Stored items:
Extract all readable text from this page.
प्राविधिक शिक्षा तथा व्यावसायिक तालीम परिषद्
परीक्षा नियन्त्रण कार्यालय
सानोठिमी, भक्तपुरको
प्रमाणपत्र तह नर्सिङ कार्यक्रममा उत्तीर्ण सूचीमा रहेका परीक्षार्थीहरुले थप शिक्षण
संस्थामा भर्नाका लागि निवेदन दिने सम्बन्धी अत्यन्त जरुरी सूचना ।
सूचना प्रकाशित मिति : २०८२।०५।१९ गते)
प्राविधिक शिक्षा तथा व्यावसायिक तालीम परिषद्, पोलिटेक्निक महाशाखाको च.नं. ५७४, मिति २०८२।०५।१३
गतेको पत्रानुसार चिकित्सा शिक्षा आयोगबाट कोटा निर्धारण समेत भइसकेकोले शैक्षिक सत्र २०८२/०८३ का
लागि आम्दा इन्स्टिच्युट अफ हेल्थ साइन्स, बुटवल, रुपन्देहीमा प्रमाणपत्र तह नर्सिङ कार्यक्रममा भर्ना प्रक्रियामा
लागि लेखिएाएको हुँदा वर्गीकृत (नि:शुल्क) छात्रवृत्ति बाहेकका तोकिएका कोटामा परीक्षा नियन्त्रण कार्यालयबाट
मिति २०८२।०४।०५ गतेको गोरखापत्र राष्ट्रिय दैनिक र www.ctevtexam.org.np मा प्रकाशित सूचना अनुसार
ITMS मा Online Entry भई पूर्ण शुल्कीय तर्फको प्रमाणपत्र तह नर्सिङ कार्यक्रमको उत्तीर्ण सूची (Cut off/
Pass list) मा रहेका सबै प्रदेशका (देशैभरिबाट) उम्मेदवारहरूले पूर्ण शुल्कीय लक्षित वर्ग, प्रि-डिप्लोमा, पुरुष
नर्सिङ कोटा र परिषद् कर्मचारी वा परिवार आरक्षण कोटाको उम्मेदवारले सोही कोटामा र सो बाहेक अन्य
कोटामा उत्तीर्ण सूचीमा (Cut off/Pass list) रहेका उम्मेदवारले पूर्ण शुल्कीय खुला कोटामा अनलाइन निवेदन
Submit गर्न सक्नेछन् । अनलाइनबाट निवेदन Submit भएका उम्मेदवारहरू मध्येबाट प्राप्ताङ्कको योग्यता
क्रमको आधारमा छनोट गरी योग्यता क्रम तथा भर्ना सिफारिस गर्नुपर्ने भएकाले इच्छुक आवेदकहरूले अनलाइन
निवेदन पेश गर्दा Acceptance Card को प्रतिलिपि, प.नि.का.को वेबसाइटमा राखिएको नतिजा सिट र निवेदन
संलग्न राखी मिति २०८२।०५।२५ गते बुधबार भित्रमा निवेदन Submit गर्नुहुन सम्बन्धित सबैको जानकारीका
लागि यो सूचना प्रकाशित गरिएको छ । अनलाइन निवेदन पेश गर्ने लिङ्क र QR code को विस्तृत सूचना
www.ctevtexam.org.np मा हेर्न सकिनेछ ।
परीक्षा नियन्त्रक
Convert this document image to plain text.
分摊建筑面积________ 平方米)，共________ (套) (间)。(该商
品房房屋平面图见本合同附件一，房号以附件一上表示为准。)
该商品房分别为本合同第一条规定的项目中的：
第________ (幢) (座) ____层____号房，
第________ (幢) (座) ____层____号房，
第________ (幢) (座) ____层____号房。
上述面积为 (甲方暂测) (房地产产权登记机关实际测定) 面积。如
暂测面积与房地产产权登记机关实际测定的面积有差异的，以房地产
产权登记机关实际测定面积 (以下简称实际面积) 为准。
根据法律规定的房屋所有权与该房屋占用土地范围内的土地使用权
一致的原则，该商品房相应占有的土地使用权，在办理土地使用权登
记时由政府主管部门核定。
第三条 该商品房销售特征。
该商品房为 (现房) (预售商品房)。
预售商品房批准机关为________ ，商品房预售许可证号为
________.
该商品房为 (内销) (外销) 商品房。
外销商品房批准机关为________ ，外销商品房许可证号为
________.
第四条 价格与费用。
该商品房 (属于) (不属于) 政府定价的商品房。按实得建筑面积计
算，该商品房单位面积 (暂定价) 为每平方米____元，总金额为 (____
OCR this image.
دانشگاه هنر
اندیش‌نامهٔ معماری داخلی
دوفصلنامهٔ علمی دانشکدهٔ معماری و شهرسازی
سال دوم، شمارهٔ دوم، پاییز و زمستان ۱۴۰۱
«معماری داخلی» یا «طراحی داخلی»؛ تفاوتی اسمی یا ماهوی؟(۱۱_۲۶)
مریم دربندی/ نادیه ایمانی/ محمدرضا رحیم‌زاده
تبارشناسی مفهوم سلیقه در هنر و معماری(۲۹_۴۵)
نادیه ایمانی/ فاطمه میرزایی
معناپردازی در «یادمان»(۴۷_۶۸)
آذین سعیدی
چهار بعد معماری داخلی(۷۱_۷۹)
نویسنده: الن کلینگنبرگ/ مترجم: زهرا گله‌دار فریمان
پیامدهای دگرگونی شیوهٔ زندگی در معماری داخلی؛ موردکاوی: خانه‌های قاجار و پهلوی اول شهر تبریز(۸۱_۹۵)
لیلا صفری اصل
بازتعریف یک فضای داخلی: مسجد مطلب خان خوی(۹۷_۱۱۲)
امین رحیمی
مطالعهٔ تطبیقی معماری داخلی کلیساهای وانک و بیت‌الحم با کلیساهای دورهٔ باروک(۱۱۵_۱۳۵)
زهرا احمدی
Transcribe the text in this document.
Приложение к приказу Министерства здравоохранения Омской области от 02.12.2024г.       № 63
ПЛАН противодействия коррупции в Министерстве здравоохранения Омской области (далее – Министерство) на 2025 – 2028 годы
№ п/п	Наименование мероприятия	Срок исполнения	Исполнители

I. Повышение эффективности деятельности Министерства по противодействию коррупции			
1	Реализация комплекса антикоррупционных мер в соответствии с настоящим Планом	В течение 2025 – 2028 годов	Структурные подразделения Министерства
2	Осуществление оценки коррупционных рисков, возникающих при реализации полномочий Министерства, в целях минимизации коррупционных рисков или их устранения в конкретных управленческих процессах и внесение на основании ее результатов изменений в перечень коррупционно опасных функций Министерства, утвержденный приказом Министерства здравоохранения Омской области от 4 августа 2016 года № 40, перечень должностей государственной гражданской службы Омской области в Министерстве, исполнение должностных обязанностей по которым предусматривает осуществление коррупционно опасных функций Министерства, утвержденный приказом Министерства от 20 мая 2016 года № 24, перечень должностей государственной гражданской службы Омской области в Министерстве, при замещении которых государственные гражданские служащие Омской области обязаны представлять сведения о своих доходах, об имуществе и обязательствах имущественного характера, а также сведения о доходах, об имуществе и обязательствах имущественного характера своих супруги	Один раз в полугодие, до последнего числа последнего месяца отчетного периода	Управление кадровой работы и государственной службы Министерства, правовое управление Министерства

Work instructions:
Send back every record, precisely as written.

The result:
Extract all readable text from this page.
प्राविधिक शिक्षा तथा व्यावसायिक तालीम परिषद्
परीक्षा नियन्त्रण कार्यालय
सानोठिमी, भक्तपुरको
प्रमाणपत्र तह नर्सिङ कार्यक्रममा उत्तीर्ण सूचीमा रहेका परीक्षार्थीहरुले थप शिक्षण
संस्थामा भर्नाका लागि निवेदन दिने सम्बन्धी अत्यन्त जरुरी सूचना ।
सूचना प्रकाशित मिति : २०८२।०५।१९ गते)
प्राविधिक शिक्षा तथा व्यावसायिक तालीम परिषद्, पोलिटेक्निक महाशाखाको च.नं. ५७४, मिति २०८२।०५।१३
गतेको पत्रानुसार चिकित्सा शिक्षा आयोगबाट कोटा निर्धारण समेत भइसकेकोले शैक्षिक सत्र २०८२/०८३ का
लागि आम्दा इन्स्टिच्युट अफ हेल्थ साइन्स, बुटवल, रुपन्देहीमा प्रमाणपत्र तह नर्सिङ कार्यक्रममा भर्ना प्रक्रियामा
लागि लेखिएाएको हुँदा वर्गीकृत (नि:शुल्क) छात्रवृत्ति बाहेकका तोकिएका कोटामा परीक्षा नियन्त्रण कार्यालयबाट
मिति २०८२।०४।०५ गतेको गोरखापत्र राष्ट्रिय दैनिक र www.ctevtexam.org.np मा प्रकाशित सूचना अनुसार
ITMS मा Online Entry भई पूर्ण शुल्कीय तर्फको प्रमाणपत्र तह नर्सिङ कार्यक्रमको उत्तीर्ण सूची (Cut off/
Pass list) मा रहेका सबै प्रदेशका (देशैभरिबाट) उम्मेदवारहरूले पूर्ण शुल्कीय लक्षित वर्ग, प्रि-डिप्लोमा, पुरुष
नर्सिङ कोटा र परिषद् कर्मचारी वा परिवार आरक्षण कोटाको उम्मेदवारले सोही कोटामा र सो बाहेक अन्य
कोटामा उत्तीर्ण सूचीमा (Cut off/Pass list) रहेका उम्मेदवारले पूर्ण शुल्कीय खुला कोटामा अनलाइन निवेदन
Submit गर्न सक्नेछन् । अनलाइनबाट निवेदन Submit भएका उम्मेदवारहरू मध्येबाट प्राप्ताङ्कको योग्यता
क्रमको आधारमा छनोट गरी योग्यता क्रम तथा भर्ना सिफारिस गर्नुपर्ने भएकाले इच्छुक आवेदकहरूले अनलाइन
निवेदन पेश गर्दा Acceptance Card को प्रतिलिपि, प.नि.का.को वेबसाइटमा राखिएको नतिजा सिट र निवेदन
संलग्न राखी मिति २०८२।०५।२५ गते बुधबार भित्रमा निवेदन Submit गर्नुहुन सम्बन्धित सबैको जानकारीका
लागि यो सूचना प्रकाशित गरिएको छ । अनलाइन निवेदन पेश गर्ने लिङ्क र QR code को विस्तृत सूचना
www.ctevtexam.org.np मा हेर्न सकिनेछ ।
परीक्षा नियन्त्रक
Convert this document image to plain text.
分摊建筑面积________ 平方米)，共________ (套) (间)。(该商
品房房屋平面图见本合同附件一，房号以附件一上表示为准。)
该商品房分别为本合同第一条规定的项目中的：
第________ (幢) (座) ____层____号房，
第________ (幢) (座) ____层____号房，
第________ (幢) (座) ____层____号房。
上述面积为 (甲方暂测) (房地产产权登记机关实际测定) 面积。如
暂测面积与房地产产权登记机关实际测定的面积有差异的，以房地产
产权登记机关实际测定面积 (以下简称实际面积) 为准。
根据法律规定的房屋所有权与该房屋占用土地范围内的土地使用权
一致的原则，该商品房相应占有的土地使用权，在办理土地使用权登
记时由政府主管部门核定。
第三条 该商品房销售特征。
该商品房为 (现房) (预售商品房)。
预售商品房批准机关为________ ，商品房预售许可证号为
________.
该商品房为 (内销) (外销) 商品房。
外销商品房批准机关为________ ，外销商品房许可证号为
________.
第四条 价格与费用。
该商品房 (属于) (不属于) 政府定价的商品房。按实得建筑面积计
算，该商品房单位面积 (暂定价) 为每平方米____元，总金额为 (____
OCR this image.
دانشگاه هنر
اندیش‌نامهٔ معماری داخلی
دوفصلنامهٔ علمی دانشکدهٔ معماری و شهرسازی
سال دوم، شمارهٔ دوم، پاییز و زمستان ۱۴۰۱
«معماری داخلی» یا «طراحی داخلی»؛ تفاوتی اسمی یا ماهوی؟(۱۱_۲۶)
مریم دربندی/ نادیه ایمانی/ محمدرضا رحیم‌زاده
تبارشناسی مفهوم سلیقه در هنر و معماری(۲۹_۴۵)
نادیه ایمانی/ فاطمه میرزایی
معناپردازی در «یادمان»(۴۷_۶۸)
آذین سعیدی
چهار بعد معماری داخلی(۷۱_۷۹)
نویسنده: الن کلینگنبرگ/ مترجم: زهرا گله‌دار فریمان
پیامدهای دگرگونی شیوهٔ زندگی در معماری داخلی؛ موردکاوی: خانه‌های قاجار و پهلوی اول شهر تبریز(۸۱_۹۵)
لیلا صفری اصل
بازتعریف یک فضای داخلی: مسجد مطلب خان خوی(۹۷_۱۱۲)
امین رحیمی
مطالعهٔ تطبیقی معماری داخلی کلیساهای وانک و بیت‌الحم با کلیساهای دورهٔ باروک(۱۱۵_۱۳۵)
زهرا احمدی
Transcribe the text in this document.
Приложение к приказу Министерства здравоохранения Омской области от 02.12.2024г.       № 63
ПЛАН противодействия коррупции в Министерстве здравоохранения Омской области (далее – Министерство) на 2025 – 2028 годы
№ п/п	Наименование мероприятия	Срок исполнения	Исполнители

I. Повышение эффективности деятельности Министерства по противодействию коррупции			
1	Реализация комплекса антикоррупционных мер в соответствии с настоящим Планом	В течение 2025 – 2028 годов	Структурные подразделения Министерства
2	Осуществление оценки коррупционных рисков, возникающих при реализации полномочий Министерства, в целях минимизации коррупционных рисков или их устранения в конкретных управленческих процессах и внесение на основании ее результатов изменений в перечень коррупционно опасных функций Министерства, утвержденный приказом Министерства здравоохранения Омской области от 4 августа 2016 года № 40, перечень должностей государственной гражданской службы Омской области в Министерстве, исполнение должностных обязанностей по которым предусматривает осуществление коррупционно опасных функций Министерства, утвержденный приказом Министерства от 20 мая 2016 года № 24, перечень должностей государственной гражданской службы Омской области в Министерстве, при замещении которых государственные гражданские служащие Омской области обязаны представлять сведения о своих доходах, об имуществе и обязательствах имущественного характера, а также сведения о доходах, об имуществе и обязательствах имущественного характера своих супруги	Один раз в полугодие, до последнего числа последнего месяца отчетного периода	Управление кадровой работы и государственной службы Министерства, правовое управление Министерства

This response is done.